■ **Dataset records**:
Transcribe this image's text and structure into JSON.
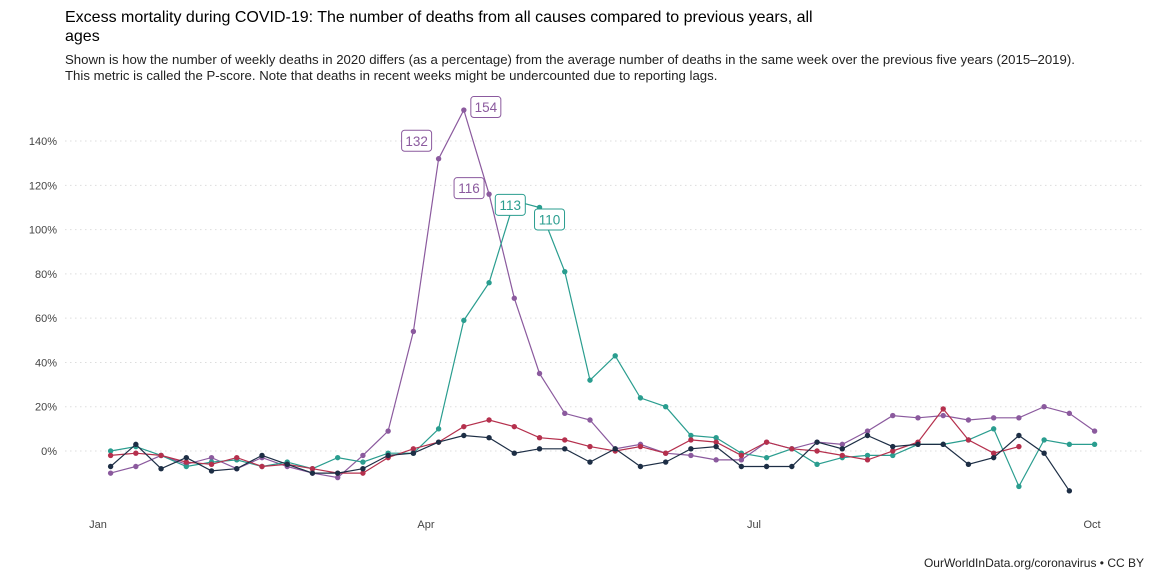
{
  "title": "Excess mortality during COVID-19: The number of deaths from all causes compared to previous years, all ages",
  "subtitle": "Shown is how the number of weekly deaths in 2020 differs (as a percentage) from the average number of deaths in the same week over the previous five years (2015–2019). This metric is called the P-score. Note that deaths in recent weeks might be undercounted due to reporting lags.",
  "footer": "OurWorldInData.org/coronavirus • CC BY",
  "chart_data": {
    "type": "line",
    "title": "Excess mortality during COVID-19: The number of deaths from all causes compared to previous years, all ages",
    "xlabel": "",
    "ylabel": "",
    "x_unit": "week of 2020",
    "x_ticks": [
      {
        "label": "Jan",
        "week": 0
      },
      {
        "label": "Apr",
        "week": 13
      },
      {
        "label": "Jul",
        "week": 26
      },
      {
        "label": "Oct",
        "week": 39.4
      }
    ],
    "y_ticks": [
      {
        "label": "0%",
        "value": 0
      },
      {
        "label": "20%",
        "value": 20
      },
      {
        "label": "40%",
        "value": 40
      },
      {
        "label": "60%",
        "value": 60
      },
      {
        "label": "80%",
        "value": 80
      },
      {
        "label": "100%",
        "value": 100
      },
      {
        "label": "120%",
        "value": 120
      },
      {
        "label": "140%",
        "value": 140
      }
    ],
    "ylim": [
      -22,
      155
    ],
    "grid": "horizontal dotted",
    "legend": "none",
    "series": [
      {
        "color": "#8b5a9e",
        "points": [
          [
            0.5,
            -10
          ],
          [
            1.5,
            -7
          ],
          [
            2.5,
            -2
          ],
          [
            3.5,
            -6
          ],
          [
            4.5,
            -3
          ],
          [
            5.5,
            -8
          ],
          [
            6.5,
            -3
          ],
          [
            7.5,
            -7
          ],
          [
            8.5,
            -10
          ],
          [
            9.5,
            -12
          ],
          [
            10.5,
            -2
          ],
          [
            11.5,
            9
          ],
          [
            12.5,
            54
          ],
          [
            13.5,
            132
          ],
          [
            14.5,
            154
          ],
          [
            15.5,
            116
          ],
          [
            16.5,
            69
          ],
          [
            17.5,
            35
          ],
          [
            18.5,
            17
          ],
          [
            19.5,
            14
          ],
          [
            20.5,
            1
          ],
          [
            21.5,
            3
          ],
          [
            22.5,
            -1
          ],
          [
            23.5,
            -2
          ],
          [
            24.5,
            -4
          ],
          [
            25.5,
            -4
          ],
          [
            26.5,
            4
          ],
          [
            27.5,
            1
          ],
          [
            28.5,
            4
          ],
          [
            29.5,
            3
          ],
          [
            30.5,
            9
          ],
          [
            31.5,
            16
          ],
          [
            32.5,
            15
          ],
          [
            33.5,
            16
          ],
          [
            34.5,
            14
          ],
          [
            35.5,
            15
          ],
          [
            36.5,
            15
          ],
          [
            37.5,
            20
          ],
          [
            38.5,
            17
          ],
          [
            39.5,
            9
          ]
        ],
        "labels": [
          {
            "week": 13.5,
            "value": 132,
            "text": "132"
          },
          {
            "week": 14.5,
            "value": 154,
            "text": "154"
          },
          {
            "week": 15.5,
            "value": 116,
            "text": "116"
          }
        ]
      },
      {
        "color": "#2a9d8f",
        "points": [
          [
            0.5,
            0
          ],
          [
            1.5,
            2
          ],
          [
            2.5,
            -2
          ],
          [
            3.5,
            -7
          ],
          [
            4.5,
            -5
          ],
          [
            5.5,
            -4
          ],
          [
            6.5,
            -7
          ],
          [
            7.5,
            -5
          ],
          [
            8.5,
            -8
          ],
          [
            9.5,
            -3
          ],
          [
            10.5,
            -5
          ],
          [
            11.5,
            -1
          ],
          [
            12.5,
            -1
          ],
          [
            13.5,
            10
          ],
          [
            14.5,
            59
          ],
          [
            15.5,
            76
          ],
          [
            16.5,
            113
          ],
          [
            17.5,
            110
          ],
          [
            18.5,
            81
          ],
          [
            19.5,
            32
          ],
          [
            20.5,
            43
          ],
          [
            21.5,
            24
          ],
          [
            22.5,
            20
          ],
          [
            23.5,
            7
          ],
          [
            24.5,
            6
          ],
          [
            25.5,
            -1
          ],
          [
            26.5,
            -3
          ],
          [
            27.5,
            1
          ],
          [
            28.5,
            -6
          ],
          [
            29.5,
            -3
          ],
          [
            30.5,
            -2
          ],
          [
            31.5,
            -2
          ],
          [
            32.5,
            3
          ],
          [
            33.5,
            3
          ],
          [
            34.5,
            5
          ],
          [
            35.5,
            10
          ],
          [
            36.5,
            -16
          ],
          [
            37.5,
            5
          ],
          [
            38.5,
            3
          ],
          [
            39.5,
            3
          ]
        ],
        "labels": [
          {
            "week": 16.5,
            "value": 113,
            "text": "113"
          },
          {
            "week": 17.5,
            "value": 110,
            "text": "110"
          }
        ]
      },
      {
        "color": "#b5304d",
        "points": [
          [
            0.5,
            -2
          ],
          [
            1.5,
            -1
          ],
          [
            2.5,
            -2
          ],
          [
            3.5,
            -5
          ],
          [
            4.5,
            -6
          ],
          [
            5.5,
            -3
          ],
          [
            6.5,
            -7
          ],
          [
            7.5,
            -6
          ],
          [
            8.5,
            -8
          ],
          [
            9.5,
            -10
          ],
          [
            10.5,
            -10
          ],
          [
            11.5,
            -3
          ],
          [
            12.5,
            1
          ],
          [
            13.5,
            4
          ],
          [
            14.5,
            11
          ],
          [
            15.5,
            14
          ],
          [
            16.5,
            11
          ],
          [
            17.5,
            6
          ],
          [
            18.5,
            5
          ],
          [
            19.5,
            2
          ],
          [
            20.5,
            0
          ],
          [
            21.5,
            2
          ],
          [
            22.5,
            -1
          ],
          [
            23.5,
            5
          ],
          [
            24.5,
            4
          ],
          [
            25.5,
            -2
          ],
          [
            26.5,
            4
          ],
          [
            27.5,
            1
          ],
          [
            28.5,
            0
          ],
          [
            29.5,
            -2
          ],
          [
            30.5,
            -4
          ],
          [
            31.5,
            0
          ],
          [
            32.5,
            4
          ],
          [
            33.5,
            19
          ],
          [
            34.5,
            5
          ],
          [
            35.5,
            -1
          ],
          [
            36.5,
            2
          ]
        ],
        "labels": []
      },
      {
        "color": "#1d2e45",
        "points": [
          [
            0.5,
            -7
          ],
          [
            1.5,
            3
          ],
          [
            2.5,
            -8
          ],
          [
            3.5,
            -3
          ],
          [
            4.5,
            -9
          ],
          [
            5.5,
            -8
          ],
          [
            6.5,
            -2
          ],
          [
            7.5,
            -6
          ],
          [
            8.5,
            -10
          ],
          [
            9.5,
            -10
          ],
          [
            10.5,
            -8
          ],
          [
            11.5,
            -2
          ],
          [
            12.5,
            -1
          ],
          [
            13.5,
            4
          ],
          [
            14.5,
            7
          ],
          [
            15.5,
            6
          ],
          [
            16.5,
            -1
          ],
          [
            17.5,
            1
          ],
          [
            18.5,
            1
          ],
          [
            19.5,
            -5
          ],
          [
            20.5,
            1
          ],
          [
            21.5,
            -7
          ],
          [
            22.5,
            -5
          ],
          [
            23.5,
            1
          ],
          [
            24.5,
            2
          ],
          [
            25.5,
            -7
          ],
          [
            26.5,
            -7
          ],
          [
            27.5,
            -7
          ],
          [
            28.5,
            4
          ],
          [
            29.5,
            1
          ],
          [
            30.5,
            7
          ],
          [
            31.5,
            2
          ],
          [
            32.5,
            3
          ],
          [
            33.5,
            3
          ],
          [
            34.5,
            -6
          ],
          [
            35.5,
            -3
          ],
          [
            36.5,
            7
          ],
          [
            37.5,
            -1
          ],
          [
            38.5,
            -18
          ]
        ],
        "labels": []
      }
    ]
  }
}
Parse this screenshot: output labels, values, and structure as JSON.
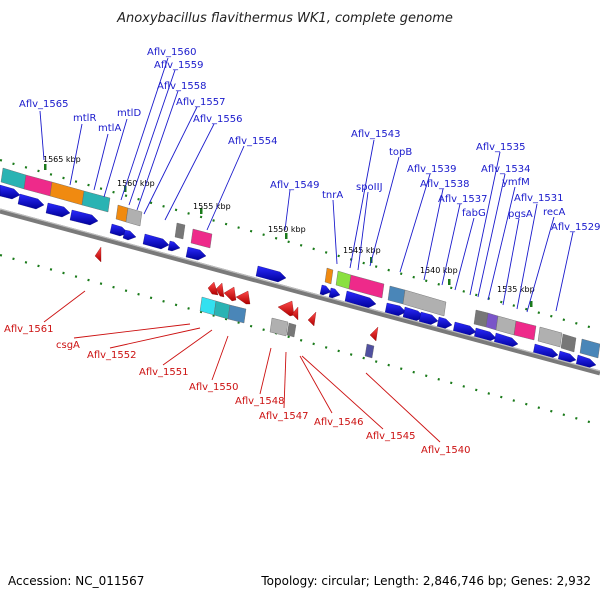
{
  "title": "Anoxybacillus flavithermus WK1, complete genome",
  "footer": {
    "accession": "Accession: NC_011567",
    "summary": "Topology: circular; Length: 2,846,746 bp; Genes: 2,932"
  },
  "ticks": [
    "1565 kbp",
    "1560 kbp",
    "1555 kbp",
    "1550 kbp",
    "1545 kbp",
    "1540 kbp",
    "1535 kbp"
  ],
  "forward_labels": [
    "Aflv_1565",
    "mtlR",
    "mtlA",
    "mtlD",
    "Aflv_1560",
    "Aflv_1559",
    "Aflv_1558",
    "Aflv_1557",
    "Aflv_1556",
    "Aflv_1554",
    "Aflv_1549",
    "tnrA",
    "spoIIJ",
    "Aflv_1543",
    "topB",
    "Aflv_1539",
    "Aflv_1538",
    "Aflv_1537",
    "fabG",
    "Aflv_1535",
    "Aflv_1534",
    "ymfM",
    "pgsA",
    "Aflv_1531",
    "recA",
    "Aflv_1529"
  ],
  "reverse_labels": [
    "Aflv_1561",
    "csgA",
    "Aflv_1552",
    "Aflv_1551",
    "Aflv_1550",
    "Aflv_1548",
    "Aflv_1547",
    "Aflv_1546",
    "Aflv_1545",
    "Aflv_1540"
  ],
  "colors": {
    "forward_gene": "#0000cc",
    "reverse_gene": "#ee1111",
    "forward_label": "#1a1acc",
    "reverse_label": "#cc1111",
    "backbone": "#7a7a7a",
    "dots": "#1a7a1a",
    "cog_cyan": "#2ab3b3",
    "cog_magenta": "#ee2a8a",
    "cog_orange": "#f08a10",
    "cog_grey": "#b0b0b0",
    "cog_steel": "#4a86b8"
  }
}
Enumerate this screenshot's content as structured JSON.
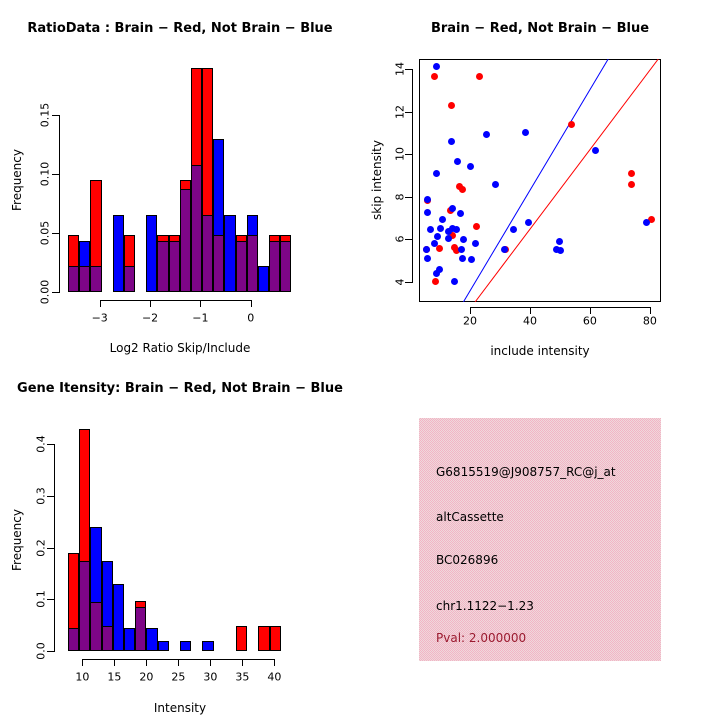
{
  "figure": {
    "background": "#FFFFFF",
    "description": "2x2 R graphics panel: two overlaid histograms, one scatter plot, one gene info box"
  },
  "colors": {
    "red": "#FF0000",
    "blue": "#0000FF",
    "overlap": "#7D0587",
    "axis": "#000000",
    "background": "#FFFFFF"
  },
  "chart_data": [
    {
      "id": "ratio-histogram",
      "type": "bar",
      "title": "RatioData : Brain − Red, Not Brain − Blue",
      "xlabel": "Log2 Ratio Skip/Include",
      "ylabel": "Frequency",
      "xlim": [
        -3.63,
        0.81
      ],
      "ylim": [
        0,
        0.19
      ],
      "bin_start": -3.63,
      "bin_width": 0.222,
      "x_ticks": [
        -3,
        -2,
        -1,
        0
      ],
      "x_tick_labels": [
        "−3",
        "−2",
        "−1",
        "0"
      ],
      "y_ticks": [
        0,
        0.05,
        0.1,
        0.15
      ],
      "y_tick_labels": [
        "0.00",
        "0.05",
        "0.10",
        "0.15"
      ],
      "grid": false,
      "legend": "none",
      "series": [
        {
          "name": "Brain",
          "color": "red",
          "values": [
            0.048,
            0.022,
            0.095,
            0,
            0,
            0.048,
            0,
            0,
            0.048,
            0.048,
            0.095,
            0.19,
            0.19,
            0.048,
            0,
            0.048,
            0.048,
            0,
            0.048,
            0.048
          ]
        },
        {
          "name": "Not Brain",
          "color": "blue",
          "values": [
            0.022,
            0.043,
            0.022,
            0,
            0.065,
            0.022,
            0,
            0.065,
            0.043,
            0.043,
            0.087,
            0.108,
            0.065,
            0.13,
            0.065,
            0.043,
            0.065,
            0.022,
            0.043,
            0.043
          ]
        }
      ]
    },
    {
      "id": "intensity-scatter",
      "type": "scatter",
      "title": "Brain − Red, Not Brain − Blue",
      "xlabel": "include intensity",
      "ylabel": "skip intensity",
      "xlim": [
        3,
        83.7
      ],
      "ylim": [
        3.04,
        14.47
      ],
      "x_ticks": [
        20,
        40,
        60,
        80
      ],
      "x_tick_labels": [
        "20",
        "40",
        "60",
        "80"
      ],
      "y_ticks": [
        4,
        6,
        8,
        10,
        12,
        14
      ],
      "y_tick_labels": [
        "4",
        "6",
        "8",
        "10",
        "12",
        "14"
      ],
      "grid": false,
      "legend": "none",
      "series": [
        {
          "name": "Brain",
          "color": "red",
          "points": [
            [
              8.3,
              13.65
            ],
            [
              23.3,
              13.65
            ],
            [
              14,
              12.3
            ],
            [
              54,
              11.4
            ],
            [
              16.4,
              8.45
            ],
            [
              17.5,
              8.35
            ],
            [
              74,
              9.1
            ],
            [
              74,
              8.55
            ],
            [
              5.8,
              7.8
            ],
            [
              13.5,
              7.35
            ],
            [
              22.3,
              6.6
            ],
            [
              14.2,
              6.15
            ],
            [
              9.8,
              5.55
            ],
            [
              15,
              5.6
            ],
            [
              15.4,
              5.45
            ],
            [
              5.4,
              5.5
            ],
            [
              8.5,
              4.0
            ],
            [
              80.5,
              6.9
            ],
            [
              31.8,
              5.5
            ]
          ]
        },
        {
          "name": "Not Brain",
          "color": "blue",
          "points": [
            [
              9,
              14.1
            ],
            [
              25.5,
              10.9
            ],
            [
              38.5,
              11.0
            ],
            [
              14,
              10.6
            ],
            [
              16,
              9.65
            ],
            [
              20.2,
              9.4
            ],
            [
              9,
              9.1
            ],
            [
              28.5,
              8.55
            ],
            [
              62,
              10.15
            ],
            [
              6,
              7.85
            ],
            [
              6,
              7.25
            ],
            [
              14.2,
              7.45
            ],
            [
              17,
              7.2
            ],
            [
              11,
              6.9
            ],
            [
              7,
              6.45
            ],
            [
              10.3,
              6.5
            ],
            [
              12.8,
              6.35
            ],
            [
              14.3,
              6.5
            ],
            [
              15.6,
              6.45
            ],
            [
              9.2,
              6.1
            ],
            [
              12.8,
              6.05
            ],
            [
              17.8,
              6.0
            ],
            [
              8.2,
              5.8
            ],
            [
              22,
              5.8
            ],
            [
              5.5,
              5.5
            ],
            [
              17.2,
              5.5
            ],
            [
              6,
              5.1
            ],
            [
              17.5,
              5.1
            ],
            [
              20.5,
              5.05
            ],
            [
              9.8,
              4.55
            ],
            [
              8.8,
              4.4
            ],
            [
              15,
              4.0
            ],
            [
              31.5,
              5.5
            ],
            [
              34.5,
              6.45
            ],
            [
              39.5,
              6.8
            ],
            [
              50,
              5.9
            ],
            [
              48.8,
              5.5
            ],
            [
              50.3,
              5.45
            ],
            [
              79,
              6.8
            ]
          ]
        }
      ],
      "lines": [
        {
          "name": "blue-diagonal",
          "color": "blue",
          "x1": 17.8,
          "y1": 3.04,
          "x2": 66.1,
          "y2": 14.47
        },
        {
          "name": "red-diagonal",
          "color": "red",
          "x1": 21.7,
          "y1": 3.04,
          "x2": 82.8,
          "y2": 14.47
        }
      ]
    },
    {
      "id": "gene-intensity-histogram",
      "type": "bar",
      "title": "Gene Itensity: Brain − Red, Not Brain − Blue",
      "xlabel": "Intensity",
      "ylabel": "Frequency",
      "xlim": [
        7.75,
        40.95
      ],
      "ylim": [
        0,
        0.43
      ],
      "bin_start": 7.75,
      "bin_width": 1.75,
      "x_ticks": [
        10,
        15,
        20,
        25,
        30,
        35,
        40
      ],
      "x_tick_labels": [
        "10",
        "15",
        "20",
        "25",
        "30",
        "35",
        "40"
      ],
      "y_ticks": [
        0,
        0.1,
        0.2,
        0.3,
        0.4
      ],
      "y_tick_labels": [
        "0.0",
        "0.1",
        "0.2",
        "0.3",
        "0.4"
      ],
      "grid": false,
      "legend": "none",
      "series": [
        {
          "name": "Brain",
          "color": "red",
          "values": [
            0.19,
            0.43,
            0.095,
            0.048,
            0,
            0,
            0.096,
            0,
            0,
            0,
            0,
            0,
            0,
            0,
            0,
            0.048,
            0,
            0.048,
            0.048
          ]
        },
        {
          "name": "Not Brain",
          "color": "blue",
          "values": [
            0.045,
            0.175,
            0.24,
            0.175,
            0.13,
            0.045,
            0.085,
            0.045,
            0.02,
            0,
            0.02,
            0,
            0.02,
            0,
            0,
            0,
            0,
            0,
            0
          ]
        }
      ]
    }
  ],
  "info_panel": {
    "background_dither": [
      "#F2B4C5",
      "#EFD8DB"
    ],
    "pval_color": "#9B1B30",
    "lines": [
      {
        "text": "G6815519@J908757_RC@j_at"
      },
      {
        "text": "altCassette"
      },
      {
        "text": "BC026896"
      },
      {
        "text": "chr1.1122−1.23"
      },
      {
        "text": "Pval: 2.000000"
      }
    ]
  }
}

■ **Task objective**:
Your response should contain each line of the listing in which the word "diagonal" occurs.

■ **Answer box**:
          "name": "blue-diagonal",
          "name": "red-diagonal",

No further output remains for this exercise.